• [Data entries]:

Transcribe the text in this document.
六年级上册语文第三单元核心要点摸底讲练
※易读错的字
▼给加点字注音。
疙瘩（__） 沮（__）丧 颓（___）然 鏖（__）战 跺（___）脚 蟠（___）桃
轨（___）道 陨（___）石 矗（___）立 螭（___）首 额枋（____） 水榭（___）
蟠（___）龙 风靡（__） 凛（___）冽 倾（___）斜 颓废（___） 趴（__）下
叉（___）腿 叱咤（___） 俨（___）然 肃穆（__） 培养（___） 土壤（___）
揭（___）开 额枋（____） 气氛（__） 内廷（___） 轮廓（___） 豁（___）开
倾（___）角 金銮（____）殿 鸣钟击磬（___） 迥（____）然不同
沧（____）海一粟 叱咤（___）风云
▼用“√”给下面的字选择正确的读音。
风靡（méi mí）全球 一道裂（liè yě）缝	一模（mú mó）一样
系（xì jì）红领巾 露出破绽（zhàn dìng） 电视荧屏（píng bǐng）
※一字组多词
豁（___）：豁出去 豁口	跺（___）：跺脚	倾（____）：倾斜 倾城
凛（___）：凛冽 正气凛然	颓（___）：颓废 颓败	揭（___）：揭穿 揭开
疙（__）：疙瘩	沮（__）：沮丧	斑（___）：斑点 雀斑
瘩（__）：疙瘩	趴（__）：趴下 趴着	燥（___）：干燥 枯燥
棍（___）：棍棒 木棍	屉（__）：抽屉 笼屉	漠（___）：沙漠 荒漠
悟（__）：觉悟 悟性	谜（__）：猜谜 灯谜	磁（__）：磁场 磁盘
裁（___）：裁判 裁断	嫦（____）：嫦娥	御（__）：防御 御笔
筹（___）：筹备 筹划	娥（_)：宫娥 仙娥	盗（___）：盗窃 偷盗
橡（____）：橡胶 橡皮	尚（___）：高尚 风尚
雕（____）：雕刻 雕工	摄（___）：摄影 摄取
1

• [WRITTEN PROBLEM]:
From the records above, extract each line exactly as shown.

• [SOLUTION FOR THIS PROBLEM]:
Transcribe the text in this document.
六年级上册语文第三单元核心要点摸底讲练
※易读错的字
▼给加点字注音。
疙瘩（__） 沮（__）丧 颓（___）然 鏖（__）战 跺（___）脚 蟠（___）桃
轨（___）道 陨（___）石 矗（___）立 螭（___）首 额枋（____） 水榭（___）
蟠（___）龙 风靡（__） 凛（___）冽 倾（___）斜 颓废（___） 趴（__）下
叉（___）腿 叱咤（___） 俨（___）然 肃穆（__） 培养（___） 土壤（___）
揭（___）开 额枋（____） 气氛（__） 内廷（___） 轮廓（___） 豁（___）开
倾（___）角 金銮（____）殿 鸣钟击磬（___） 迥（____）然不同
沧（____）海一粟 叱咤（___）风云
▼用“√”给下面的字选择正确的读音。
风靡（méi mí）全球 一道裂（liè yě）缝	一模（mú mó）一样
系（xì jì）红领巾 露出破绽（zhàn dìng） 电视荧屏（píng bǐng）
※一字组多词
豁（___）：豁出去 豁口	跺（___）：跺脚	倾（____）：倾斜 倾城
凛（___）：凛冽 正气凛然	颓（___）：颓废 颓败	揭（___）：揭穿 揭开
疙（__）：疙瘩	沮（__）：沮丧	斑（___）：斑点 雀斑
瘩（__）：疙瘩	趴（__）：趴下 趴着	燥（___）：干燥 枯燥
棍（___）：棍棒 木棍	屉（__）：抽屉 笼屉	漠（___）：沙漠 荒漠
悟（__）：觉悟 悟性	谜（__）：猜谜 灯谜	磁（__）：磁场 磁盘
裁（___）：裁判 裁断	嫦（____）：嫦娥	御（__）：防御 御笔
筹（___）：筹备 筹划	娥（_)：宫娥 仙娥	盗（___）：盗窃 偷盗
橡（____）：橡胶 橡皮	尚（___）：高尚 风尚
雕（____）：雕刻 雕工	摄（___）：摄影 摄取
1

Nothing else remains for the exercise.